**WHAT TO DO**: Print each line of the listing once more, precisely as given.

**RECORD EXCERPTS**:
_ _ _ _ _ _ _

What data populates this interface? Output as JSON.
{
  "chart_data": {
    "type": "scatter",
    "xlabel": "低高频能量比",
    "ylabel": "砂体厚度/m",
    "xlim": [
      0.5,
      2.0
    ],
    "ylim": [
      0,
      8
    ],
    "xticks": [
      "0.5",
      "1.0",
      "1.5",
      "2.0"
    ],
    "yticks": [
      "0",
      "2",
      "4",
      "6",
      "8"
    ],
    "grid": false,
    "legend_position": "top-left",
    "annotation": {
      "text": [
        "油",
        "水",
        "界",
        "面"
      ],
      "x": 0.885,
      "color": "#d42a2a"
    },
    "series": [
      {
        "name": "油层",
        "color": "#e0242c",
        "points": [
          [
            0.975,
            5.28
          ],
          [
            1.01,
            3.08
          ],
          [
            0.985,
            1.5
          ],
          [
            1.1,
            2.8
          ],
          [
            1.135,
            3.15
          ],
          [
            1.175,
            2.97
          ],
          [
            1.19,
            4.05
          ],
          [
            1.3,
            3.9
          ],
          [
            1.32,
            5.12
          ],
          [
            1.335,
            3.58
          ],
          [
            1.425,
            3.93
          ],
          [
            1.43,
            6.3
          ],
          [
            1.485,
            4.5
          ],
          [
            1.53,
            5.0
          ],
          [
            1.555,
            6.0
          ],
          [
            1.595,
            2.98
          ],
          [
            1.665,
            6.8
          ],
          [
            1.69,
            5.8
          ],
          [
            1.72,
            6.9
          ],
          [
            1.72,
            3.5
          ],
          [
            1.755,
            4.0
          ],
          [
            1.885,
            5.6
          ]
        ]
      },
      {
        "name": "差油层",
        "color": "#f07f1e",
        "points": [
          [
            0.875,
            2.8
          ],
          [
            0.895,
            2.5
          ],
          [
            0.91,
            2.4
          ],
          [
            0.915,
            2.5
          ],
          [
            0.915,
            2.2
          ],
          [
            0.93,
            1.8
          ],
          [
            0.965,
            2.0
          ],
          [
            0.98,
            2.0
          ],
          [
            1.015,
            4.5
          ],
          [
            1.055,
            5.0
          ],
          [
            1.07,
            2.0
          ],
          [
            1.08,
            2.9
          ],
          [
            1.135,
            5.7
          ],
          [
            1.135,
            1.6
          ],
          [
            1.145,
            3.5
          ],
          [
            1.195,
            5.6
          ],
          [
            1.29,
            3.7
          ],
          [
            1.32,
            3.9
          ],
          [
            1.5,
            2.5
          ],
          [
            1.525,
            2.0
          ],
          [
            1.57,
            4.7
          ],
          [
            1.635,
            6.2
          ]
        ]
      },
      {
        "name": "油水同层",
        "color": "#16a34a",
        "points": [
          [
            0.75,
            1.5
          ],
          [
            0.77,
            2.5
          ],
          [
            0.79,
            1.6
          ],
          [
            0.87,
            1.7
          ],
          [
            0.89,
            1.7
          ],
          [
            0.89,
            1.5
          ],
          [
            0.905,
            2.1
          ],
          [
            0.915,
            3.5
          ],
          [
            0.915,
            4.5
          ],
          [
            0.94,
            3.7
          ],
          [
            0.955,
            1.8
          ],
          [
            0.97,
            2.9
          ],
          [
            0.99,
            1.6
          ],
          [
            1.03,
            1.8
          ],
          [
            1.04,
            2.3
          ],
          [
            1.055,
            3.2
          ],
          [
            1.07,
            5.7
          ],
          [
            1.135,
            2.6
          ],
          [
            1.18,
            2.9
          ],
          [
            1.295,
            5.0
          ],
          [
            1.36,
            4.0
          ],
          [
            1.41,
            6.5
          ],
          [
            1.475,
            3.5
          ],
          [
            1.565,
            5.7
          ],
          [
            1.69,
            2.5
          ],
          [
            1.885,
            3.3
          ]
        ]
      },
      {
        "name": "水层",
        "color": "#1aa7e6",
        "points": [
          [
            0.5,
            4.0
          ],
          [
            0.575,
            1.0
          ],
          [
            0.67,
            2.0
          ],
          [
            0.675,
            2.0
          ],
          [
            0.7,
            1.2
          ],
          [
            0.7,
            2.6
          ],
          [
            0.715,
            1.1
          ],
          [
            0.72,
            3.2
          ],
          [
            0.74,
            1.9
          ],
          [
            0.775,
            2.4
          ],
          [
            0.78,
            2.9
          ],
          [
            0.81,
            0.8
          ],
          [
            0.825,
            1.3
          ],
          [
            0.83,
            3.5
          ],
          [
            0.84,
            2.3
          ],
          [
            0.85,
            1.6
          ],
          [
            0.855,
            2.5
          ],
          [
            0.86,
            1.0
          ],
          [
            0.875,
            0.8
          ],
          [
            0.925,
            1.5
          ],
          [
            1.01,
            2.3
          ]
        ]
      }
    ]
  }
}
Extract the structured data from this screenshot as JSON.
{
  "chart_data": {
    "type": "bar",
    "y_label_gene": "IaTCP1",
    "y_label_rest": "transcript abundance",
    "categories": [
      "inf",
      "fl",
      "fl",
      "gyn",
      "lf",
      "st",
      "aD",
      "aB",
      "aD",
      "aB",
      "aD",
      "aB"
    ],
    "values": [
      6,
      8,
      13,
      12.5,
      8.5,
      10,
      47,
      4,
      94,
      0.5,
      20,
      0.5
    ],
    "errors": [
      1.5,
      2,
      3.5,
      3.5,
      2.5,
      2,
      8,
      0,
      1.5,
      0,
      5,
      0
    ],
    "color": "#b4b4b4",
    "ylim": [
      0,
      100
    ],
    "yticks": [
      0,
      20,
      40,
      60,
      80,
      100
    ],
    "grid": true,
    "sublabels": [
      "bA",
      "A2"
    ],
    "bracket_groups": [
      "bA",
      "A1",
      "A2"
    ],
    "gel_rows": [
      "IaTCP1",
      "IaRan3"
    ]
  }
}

_ _ _ _ _ _ _

**OUTPUT OF THE EXERCISE**:
What data populates this interface? Output as JSON.
{
  "chart_data": {
    "type": "scatter",
    "xlabel": "低高频能量比",
    "ylabel": "砂体厚度/m",
    "xlim": [
      0.5,
      2.0
    ],
    "ylim": [
      0,
      8
    ],
    "xticks": [
      "0.5",
      "1.0",
      "1.5",
      "2.0"
    ],
    "yticks": [
      "0",
      "2",
      "4",
      "6",
      "8"
    ],
    "grid": false,
    "legend_position": "top-left",
    "annotation": {
      "text": [
        "油",
        "水",
        "界",
        "面"
      ],
      "x": 0.885,
      "color": "#d42a2a"
    },
    "series": [
      {
        "name": "油层",
        "color": "#e0242c",
        "points": [
          [
            0.975,
            5.28
          ],
          [
            1.01,
            3.08
          ],
          [
            0.985,
            1.5
          ],
          [
            1.1,
            2.8
          ],
          [
            1.135,
            3.15
          ],
          [
            1.175,
            2.97
          ],
          [
            1.19,
            4.05
          ],
          [
            1.3,
            3.9
          ],
          [
            1.32,
            5.12
          ],
          [
            1.335,
            3.58
          ],
          [
            1.425,
            3.93
          ],
          [
            1.43,
            6.3
          ],
          [
            1.485,
            4.5
          ],
          [
            1.53,
            5.0
          ],
          [
            1.555,
            6.0
          ],
          [
            1.595,
            2.98
          ],
          [
            1.665,
            6.8
          ],
          [
            1.69,
            5.8
          ],
          [
            1.72,
            6.9
          ],
          [
            1.72,
            3.5
          ],
          [
            1.755,
            4.0
          ],
          [
            1.885,
            5.6
          ]
        ]
      },
      {
        "name": "差油层",
        "color": "#f07f1e",
        "points": [
          [
            0.875,
            2.8
          ],
          [
            0.895,
            2.5
          ],
          [
            0.91,
            2.4
          ],
          [
            0.915,
            2.5
          ],
          [
            0.915,
            2.2
          ],
          [
            0.93,
            1.8
          ],
          [
            0.965,
            2.0
          ],
          [
            0.98,
            2.0
          ],
          [
            1.015,
            4.5
          ],
          [
            1.055,
            5.0
          ],
          [
            1.07,
            2.0
          ],
          [
            1.08,
            2.9
          ],
          [
            1.135,
            5.7
          ],
          [
            1.135,
            1.6
          ],
          [
            1.145,
            3.5
          ],
          [
            1.195,
            5.6
          ],
          [
            1.29,
            3.7
          ],
          [
            1.32,
            3.9
          ],
          [
            1.5,
            2.5
          ],
          [
            1.525,
            2.0
          ],
          [
            1.57,
            4.7
          ],
          [
            1.635,
            6.2
          ]
        ]
      },
      {
        "name": "油水同层",
        "color": "#16a34a",
        "points": [
          [
            0.75,
            1.5
          ],
          [
            0.77,
            2.5
          ],
          [
            0.79,
            1.6
          ],
          [
            0.87,
            1.7
          ],
          [
            0.89,
            1.7
          ],
          [
            0.89,
            1.5
          ],
          [
            0.905,
            2.1
          ],
          [
            0.915,
            3.5
          ],
          [
            0.915,
            4.5
          ],
          [
            0.94,
            3.7
          ],
          [
            0.955,
            1.8
          ],
          [
            0.97,
            2.9
          ],
          [
            0.99,
            1.6
          ],
          [
            1.03,
            1.8
          ],
          [
            1.04,
            2.3
          ],
          [
            1.055,
            3.2
          ],
          [
            1.07,
            5.7
          ],
          [
            1.135,
            2.6
          ],
          [
            1.18,
            2.9
          ],
          [
            1.295,
            5.0
          ],
          [
            1.36,
            4.0
          ],
          [
            1.41,
            6.5
          ],
          [
            1.475,
            3.5
          ],
          [
            1.565,
            5.7
          ],
          [
            1.69,
            2.5
          ],
          [
            1.885,
            3.3
          ]
        ]
      },
      {
        "name": "水层",
        "color": "#1aa7e6",
        "points": [
          [
            0.5,
            4.0
          ],
          [
            0.575,
            1.0
          ],
          [
            0.67,
            2.0
          ],
          [
            0.675,
            2.0
          ],
          [
            0.7,
            1.2
          ],
          [
            0.7,
            2.6
          ],
          [
            0.715,
            1.1
          ],
          [
            0.72,
            3.2
          ],
          [
            0.74,
            1.9
          ],
          [
            0.775,
            2.4
          ],
          [
            0.78,
            2.9
          ],
          [
            0.81,
            0.8
          ],
          [
            0.825,
            1.3
          ],
          [
            0.83,
            3.5
          ],
          [
            0.84,
            2.3
          ],
          [
            0.85,
            1.6
          ],
          [
            0.855,
            2.5
          ],
          [
            0.86,
            1.0
          ],
          [
            0.875,
            0.8
          ],
          [
            0.925,
            1.5
          ],
          [
            1.01,
            2.3
          ]
        ]
      }
    ]
  }
}
Extract the structured data from this screenshot as JSON.
{
  "chart_data": {
    "type": "bar",
    "y_label_gene": "IaTCP1",
    "y_label_rest": "transcript abundance",
    "categories": [
      "inf",
      "fl",
      "fl",
      "gyn",
      "lf",
      "st",
      "aD",
      "aB",
      "aD",
      "aB",
      "aD",
      "aB"
    ],
    "values": [
      6,
      8,
      13,
      12.5,
      8.5,
      10,
      47,
      4,
      94,
      0.5,
      20,
      0.5
    ],
    "errors": [
      1.5,
      2,
      3.5,
      3.5,
      2.5,
      2,
      8,
      0,
      1.5,
      0,
      5,
      0
    ],
    "color": "#b4b4b4",
    "ylim": [
      0,
      100
    ],
    "yticks": [
      0,
      20,
      40,
      60,
      80,
      100
    ],
    "grid": true,
    "sublabels": [
      "bA",
      "A2"
    ],
    "bracket_groups": [
      "bA",
      "A1",
      "A2"
    ],
    "gel_rows": [
      "IaTCP1",
      "IaRan3"
    ]
  }
}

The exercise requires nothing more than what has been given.